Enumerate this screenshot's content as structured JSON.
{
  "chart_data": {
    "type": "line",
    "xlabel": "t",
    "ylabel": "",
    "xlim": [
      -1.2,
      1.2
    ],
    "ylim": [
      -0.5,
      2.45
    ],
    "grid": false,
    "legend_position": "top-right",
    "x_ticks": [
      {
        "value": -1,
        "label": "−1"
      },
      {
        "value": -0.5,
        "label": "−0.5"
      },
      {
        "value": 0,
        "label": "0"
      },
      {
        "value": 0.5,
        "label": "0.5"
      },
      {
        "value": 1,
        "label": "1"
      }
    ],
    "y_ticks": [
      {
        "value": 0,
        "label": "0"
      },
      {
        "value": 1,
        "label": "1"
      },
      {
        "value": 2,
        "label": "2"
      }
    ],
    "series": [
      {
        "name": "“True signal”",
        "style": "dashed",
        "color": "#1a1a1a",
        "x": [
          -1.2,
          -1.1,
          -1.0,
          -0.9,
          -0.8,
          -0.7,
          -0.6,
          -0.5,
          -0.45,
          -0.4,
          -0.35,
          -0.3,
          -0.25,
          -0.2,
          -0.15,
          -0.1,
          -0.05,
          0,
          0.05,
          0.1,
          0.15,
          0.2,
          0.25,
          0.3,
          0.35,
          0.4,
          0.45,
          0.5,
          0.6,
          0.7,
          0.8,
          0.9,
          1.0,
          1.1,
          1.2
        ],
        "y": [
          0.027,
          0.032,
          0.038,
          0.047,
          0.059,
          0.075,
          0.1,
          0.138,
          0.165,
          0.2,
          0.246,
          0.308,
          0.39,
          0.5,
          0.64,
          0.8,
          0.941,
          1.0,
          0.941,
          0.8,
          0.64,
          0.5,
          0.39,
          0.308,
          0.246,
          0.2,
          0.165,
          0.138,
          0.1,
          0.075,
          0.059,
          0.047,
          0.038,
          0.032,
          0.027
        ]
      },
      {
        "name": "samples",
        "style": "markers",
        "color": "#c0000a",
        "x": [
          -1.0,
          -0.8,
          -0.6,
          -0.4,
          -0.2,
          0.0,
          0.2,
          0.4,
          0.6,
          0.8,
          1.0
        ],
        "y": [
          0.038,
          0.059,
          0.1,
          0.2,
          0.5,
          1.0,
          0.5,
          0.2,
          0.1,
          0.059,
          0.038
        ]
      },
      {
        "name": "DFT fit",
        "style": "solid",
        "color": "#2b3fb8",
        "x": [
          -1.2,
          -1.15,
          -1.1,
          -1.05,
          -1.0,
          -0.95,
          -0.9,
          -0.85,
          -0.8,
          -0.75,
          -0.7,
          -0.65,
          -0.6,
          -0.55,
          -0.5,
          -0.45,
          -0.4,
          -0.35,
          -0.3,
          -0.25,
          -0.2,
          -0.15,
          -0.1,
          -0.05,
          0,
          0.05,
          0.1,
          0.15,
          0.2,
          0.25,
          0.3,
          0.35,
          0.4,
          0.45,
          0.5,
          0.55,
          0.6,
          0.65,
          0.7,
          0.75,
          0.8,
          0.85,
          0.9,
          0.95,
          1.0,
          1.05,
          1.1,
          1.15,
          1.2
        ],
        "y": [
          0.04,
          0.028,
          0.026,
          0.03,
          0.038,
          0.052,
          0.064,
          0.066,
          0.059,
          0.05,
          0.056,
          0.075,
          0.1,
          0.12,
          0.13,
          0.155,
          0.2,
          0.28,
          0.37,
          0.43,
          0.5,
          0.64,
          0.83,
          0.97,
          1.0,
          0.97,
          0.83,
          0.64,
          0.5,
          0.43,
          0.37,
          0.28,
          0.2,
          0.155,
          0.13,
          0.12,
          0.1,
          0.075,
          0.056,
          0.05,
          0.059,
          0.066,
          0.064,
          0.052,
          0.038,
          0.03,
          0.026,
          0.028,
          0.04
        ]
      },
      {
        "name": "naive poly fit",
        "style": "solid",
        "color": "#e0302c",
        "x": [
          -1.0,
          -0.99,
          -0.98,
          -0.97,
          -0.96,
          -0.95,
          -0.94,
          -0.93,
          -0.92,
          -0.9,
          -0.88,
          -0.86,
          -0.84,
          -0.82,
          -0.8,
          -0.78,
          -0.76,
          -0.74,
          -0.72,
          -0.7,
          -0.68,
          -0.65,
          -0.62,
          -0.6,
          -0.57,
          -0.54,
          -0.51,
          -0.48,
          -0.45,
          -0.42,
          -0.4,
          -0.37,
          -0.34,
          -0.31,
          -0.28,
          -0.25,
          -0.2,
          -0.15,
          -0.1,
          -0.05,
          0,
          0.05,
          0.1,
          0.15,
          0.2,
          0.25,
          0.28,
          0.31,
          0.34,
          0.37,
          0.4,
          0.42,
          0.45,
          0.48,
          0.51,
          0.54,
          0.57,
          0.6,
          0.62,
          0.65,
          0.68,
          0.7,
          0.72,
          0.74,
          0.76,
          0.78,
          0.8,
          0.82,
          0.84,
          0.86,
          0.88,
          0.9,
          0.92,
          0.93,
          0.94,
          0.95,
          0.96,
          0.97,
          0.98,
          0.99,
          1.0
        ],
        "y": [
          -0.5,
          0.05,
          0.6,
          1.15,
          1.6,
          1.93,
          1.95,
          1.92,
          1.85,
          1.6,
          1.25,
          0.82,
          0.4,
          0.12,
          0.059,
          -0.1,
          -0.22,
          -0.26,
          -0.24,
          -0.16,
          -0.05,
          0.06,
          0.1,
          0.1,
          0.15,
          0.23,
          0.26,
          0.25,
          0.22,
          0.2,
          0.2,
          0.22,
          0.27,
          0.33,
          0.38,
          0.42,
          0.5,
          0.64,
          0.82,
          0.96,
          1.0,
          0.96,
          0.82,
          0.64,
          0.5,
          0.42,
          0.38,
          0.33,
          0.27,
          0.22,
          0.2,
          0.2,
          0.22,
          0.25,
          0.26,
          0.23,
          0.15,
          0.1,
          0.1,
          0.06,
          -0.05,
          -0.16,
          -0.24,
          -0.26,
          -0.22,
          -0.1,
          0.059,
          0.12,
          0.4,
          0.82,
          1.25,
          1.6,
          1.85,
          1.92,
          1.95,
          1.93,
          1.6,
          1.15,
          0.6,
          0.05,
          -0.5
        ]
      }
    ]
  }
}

*PROBLEM STATEMENT*
Transcribe all of the lines in the records precisely.

*RESPONSE*
Enumerate this screenshot's content as structured JSON.
{
  "chart_data": {
    "type": "line",
    "xlabel": "t",
    "ylabel": "",
    "xlim": [
      -1.2,
      1.2
    ],
    "ylim": [
      -0.5,
      2.45
    ],
    "grid": false,
    "legend_position": "top-right",
    "x_ticks": [
      {
        "value": -1,
        "label": "−1"
      },
      {
        "value": -0.5,
        "label": "−0.5"
      },
      {
        "value": 0,
        "label": "0"
      },
      {
        "value": 0.5,
        "label": "0.5"
      },
      {
        "value": 1,
        "label": "1"
      }
    ],
    "y_ticks": [
      {
        "value": 0,
        "label": "0"
      },
      {
        "value": 1,
        "label": "1"
      },
      {
        "value": 2,
        "label": "2"
      }
    ],
    "series": [
      {
        "name": "“True signal”",
        "style": "dashed",
        "color": "#1a1a1a",
        "x": [
          -1.2,
          -1.1,
          -1.0,
          -0.9,
          -0.8,
          -0.7,
          -0.6,
          -0.5,
          -0.45,
          -0.4,
          -0.35,
          -0.3,
          -0.25,
          -0.2,
          -0.15,
          -0.1,
          -0.05,
          0,
          0.05,
          0.1,
          0.15,
          0.2,
          0.25,
          0.3,
          0.35,
          0.4,
          0.45,
          0.5,
          0.6,
          0.7,
          0.8,
          0.9,
          1.0,
          1.1,
          1.2
        ],
        "y": [
          0.027,
          0.032,
          0.038,
          0.047,
          0.059,
          0.075,
          0.1,
          0.138,
          0.165,
          0.2,
          0.246,
          0.308,
          0.39,
          0.5,
          0.64,
          0.8,
          0.941,
          1.0,
          0.941,
          0.8,
          0.64,
          0.5,
          0.39,
          0.308,
          0.246,
          0.2,
          0.165,
          0.138,
          0.1,
          0.075,
          0.059,
          0.047,
          0.038,
          0.032,
          0.027
        ]
      },
      {
        "name": "samples",
        "style": "markers",
        "color": "#c0000a",
        "x": [
          -1.0,
          -0.8,
          -0.6,
          -0.4,
          -0.2,
          0.0,
          0.2,
          0.4,
          0.6,
          0.8,
          1.0
        ],
        "y": [
          0.038,
          0.059,
          0.1,
          0.2,
          0.5,
          1.0,
          0.5,
          0.2,
          0.1,
          0.059,
          0.038
        ]
      },
      {
        "name": "DFT fit",
        "style": "solid",
        "color": "#2b3fb8",
        "x": [
          -1.2,
          -1.15,
          -1.1,
          -1.05,
          -1.0,
          -0.95,
          -0.9,
          -0.85,
          -0.8,
          -0.75,
          -0.7,
          -0.65,
          -0.6,
          -0.55,
          -0.5,
          -0.45,
          -0.4,
          -0.35,
          -0.3,
          -0.25,
          -0.2,
          -0.15,
          -0.1,
          -0.05,
          0,
          0.05,
          0.1,
          0.15,
          0.2,
          0.25,
          0.3,
          0.35,
          0.4,
          0.45,
          0.5,
          0.55,
          0.6,
          0.65,
          0.7,
          0.75,
          0.8,
          0.85,
          0.9,
          0.95,
          1.0,
          1.05,
          1.1,
          1.15,
          1.2
        ],
        "y": [
          0.04,
          0.028,
          0.026,
          0.03,
          0.038,
          0.052,
          0.064,
          0.066,
          0.059,
          0.05,
          0.056,
          0.075,
          0.1,
          0.12,
          0.13,
          0.155,
          0.2,
          0.28,
          0.37,
          0.43,
          0.5,
          0.64,
          0.83,
          0.97,
          1.0,
          0.97,
          0.83,
          0.64,
          0.5,
          0.43,
          0.37,
          0.28,
          0.2,
          0.155,
          0.13,
          0.12,
          0.1,
          0.075,
          0.056,
          0.05,
          0.059,
          0.066,
          0.064,
          0.052,
          0.038,
          0.03,
          0.026,
          0.028,
          0.04
        ]
      },
      {
        "name": "naive poly fit",
        "style": "solid",
        "color": "#e0302c",
        "x": [
          -1.0,
          -0.99,
          -0.98,
          -0.97,
          -0.96,
          -0.95,
          -0.94,
          -0.93,
          -0.92,
          -0.9,
          -0.88,
          -0.86,
          -0.84,
          -0.82,
          -0.8,
          -0.78,
          -0.76,
          -0.74,
          -0.72,
          -0.7,
          -0.68,
          -0.65,
          -0.62,
          -0.6,
          -0.57,
          -0.54,
          -0.51,
          -0.48,
          -0.45,
          -0.42,
          -0.4,
          -0.37,
          -0.34,
          -0.31,
          -0.28,
          -0.25,
          -0.2,
          -0.15,
          -0.1,
          -0.05,
          0,
          0.05,
          0.1,
          0.15,
          0.2,
          0.25,
          0.28,
          0.31,
          0.34,
          0.37,
          0.4,
          0.42,
          0.45,
          0.48,
          0.51,
          0.54,
          0.57,
          0.6,
          0.62,
          0.65,
          0.68,
          0.7,
          0.72,
          0.74,
          0.76,
          0.78,
          0.8,
          0.82,
          0.84,
          0.86,
          0.88,
          0.9,
          0.92,
          0.93,
          0.94,
          0.95,
          0.96,
          0.97,
          0.98,
          0.99,
          1.0
        ],
        "y": [
          -0.5,
          0.05,
          0.6,
          1.15,
          1.6,
          1.93,
          1.95,
          1.92,
          1.85,
          1.6,
          1.25,
          0.82,
          0.4,
          0.12,
          0.059,
          -0.1,
          -0.22,
          -0.26,
          -0.24,
          -0.16,
          -0.05,
          0.06,
          0.1,
          0.1,
          0.15,
          0.23,
          0.26,
          0.25,
          0.22,
          0.2,
          0.2,
          0.22,
          0.27,
          0.33,
          0.38,
          0.42,
          0.5,
          0.64,
          0.82,
          0.96,
          1.0,
          0.96,
          0.82,
          0.64,
          0.5,
          0.42,
          0.38,
          0.33,
          0.27,
          0.22,
          0.2,
          0.2,
          0.22,
          0.25,
          0.26,
          0.23,
          0.15,
          0.1,
          0.1,
          0.06,
          -0.05,
          -0.16,
          -0.24,
          -0.26,
          -0.22,
          -0.1,
          0.059,
          0.12,
          0.4,
          0.82,
          1.25,
          1.6,
          1.85,
          1.92,
          1.95,
          1.93,
          1.6,
          1.15,
          0.6,
          0.05,
          -0.5
        ]
      }
    ]
  }
}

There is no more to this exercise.